Data to process:
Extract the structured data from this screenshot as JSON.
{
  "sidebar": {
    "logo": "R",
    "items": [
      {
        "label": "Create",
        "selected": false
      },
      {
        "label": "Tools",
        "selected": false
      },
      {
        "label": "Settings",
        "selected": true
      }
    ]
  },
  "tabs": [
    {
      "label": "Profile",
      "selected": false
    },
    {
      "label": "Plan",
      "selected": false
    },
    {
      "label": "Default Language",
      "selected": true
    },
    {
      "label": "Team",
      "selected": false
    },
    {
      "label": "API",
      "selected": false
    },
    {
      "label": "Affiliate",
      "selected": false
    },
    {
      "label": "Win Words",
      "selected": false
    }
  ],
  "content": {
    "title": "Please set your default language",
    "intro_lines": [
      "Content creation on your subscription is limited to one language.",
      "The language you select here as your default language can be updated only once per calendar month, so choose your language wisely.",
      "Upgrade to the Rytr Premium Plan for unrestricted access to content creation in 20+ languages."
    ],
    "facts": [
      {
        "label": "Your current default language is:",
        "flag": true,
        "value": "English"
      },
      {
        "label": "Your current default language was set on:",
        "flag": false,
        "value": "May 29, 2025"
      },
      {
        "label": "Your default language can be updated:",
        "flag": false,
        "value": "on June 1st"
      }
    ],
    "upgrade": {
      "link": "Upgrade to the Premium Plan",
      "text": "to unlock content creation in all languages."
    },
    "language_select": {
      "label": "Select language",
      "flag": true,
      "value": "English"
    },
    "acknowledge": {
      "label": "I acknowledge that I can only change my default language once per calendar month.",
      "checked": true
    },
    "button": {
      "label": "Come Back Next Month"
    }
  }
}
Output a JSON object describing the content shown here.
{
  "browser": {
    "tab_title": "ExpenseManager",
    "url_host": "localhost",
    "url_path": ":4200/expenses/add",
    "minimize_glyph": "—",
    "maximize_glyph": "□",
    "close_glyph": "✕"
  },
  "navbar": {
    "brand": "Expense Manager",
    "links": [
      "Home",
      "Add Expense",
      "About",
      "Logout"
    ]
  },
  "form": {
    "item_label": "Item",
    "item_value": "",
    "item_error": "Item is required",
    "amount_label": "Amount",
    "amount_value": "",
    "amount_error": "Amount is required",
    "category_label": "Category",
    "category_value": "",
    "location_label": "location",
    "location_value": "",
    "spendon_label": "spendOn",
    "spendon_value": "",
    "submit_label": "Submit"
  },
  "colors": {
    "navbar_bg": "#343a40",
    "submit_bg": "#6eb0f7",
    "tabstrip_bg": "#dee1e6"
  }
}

Exercise description: Print all of the entries again, exactly as written.

Answer to the problem:
Extract the structured data from this screenshot as JSON.
{
  "sidebar": {
    "logo": "R",
    "items": [
      {
        "label": "Create",
        "selected": false
      },
      {
        "label": "Tools",
        "selected": false
      },
      {
        "label": "Settings",
        "selected": true
      }
    ]
  },
  "tabs": [
    {
      "label": "Profile",
      "selected": false
    },
    {
      "label": "Plan",
      "selected": false
    },
    {
      "label": "Default Language",
      "selected": true
    },
    {
      "label": "Team",
      "selected": false
    },
    {
      "label": "API",
      "selected": false
    },
    {
      "label": "Affiliate",
      "selected": false
    },
    {
      "label": "Win Words",
      "selected": false
    }
  ],
  "content": {
    "title": "Please set your default language",
    "intro_lines": [
      "Content creation on your subscription is limited to one language.",
      "The language you select here as your default language can be updated only once per calendar month, so choose your language wisely.",
      "Upgrade to the Rytr Premium Plan for unrestricted access to content creation in 20+ languages."
    ],
    "facts": [
      {
        "label": "Your current default language is:",
        "flag": true,
        "value": "English"
      },
      {
        "label": "Your current default language was set on:",
        "flag": false,
        "value": "May 29, 2025"
      },
      {
        "label": "Your default language can be updated:",
        "flag": false,
        "value": "on June 1st"
      }
    ],
    "upgrade": {
      "link": "Upgrade to the Premium Plan",
      "text": "to unlock content creation in all languages."
    },
    "language_select": {
      "label": "Select language",
      "flag": true,
      "value": "English"
    },
    "acknowledge": {
      "label": "I acknowledge that I can only change my default language once per calendar month.",
      "checked": true
    },
    "button": {
      "label": "Come Back Next Month"
    }
  }
}
Output a JSON object describing the content shown here.
{
  "browser": {
    "tab_title": "ExpenseManager",
    "url_host": "localhost",
    "url_path": ":4200/expenses/add",
    "minimize_glyph": "—",
    "maximize_glyph": "□",
    "close_glyph": "✕"
  },
  "navbar": {
    "brand": "Expense Manager",
    "links": [
      "Home",
      "Add Expense",
      "About",
      "Logout"
    ]
  },
  "form": {
    "item_label": "Item",
    "item_value": "",
    "item_error": "Item is required",
    "amount_label": "Amount",
    "amount_value": "",
    "amount_error": "Amount is required",
    "category_label": "Category",
    "category_value": "",
    "location_label": "location",
    "location_value": "",
    "spendon_label": "spendOn",
    "spendon_value": "",
    "submit_label": "Submit"
  },
  "colors": {
    "navbar_bg": "#343a40",
    "submit_bg": "#6eb0f7",
    "tabstrip_bg": "#dee1e6"
  }
}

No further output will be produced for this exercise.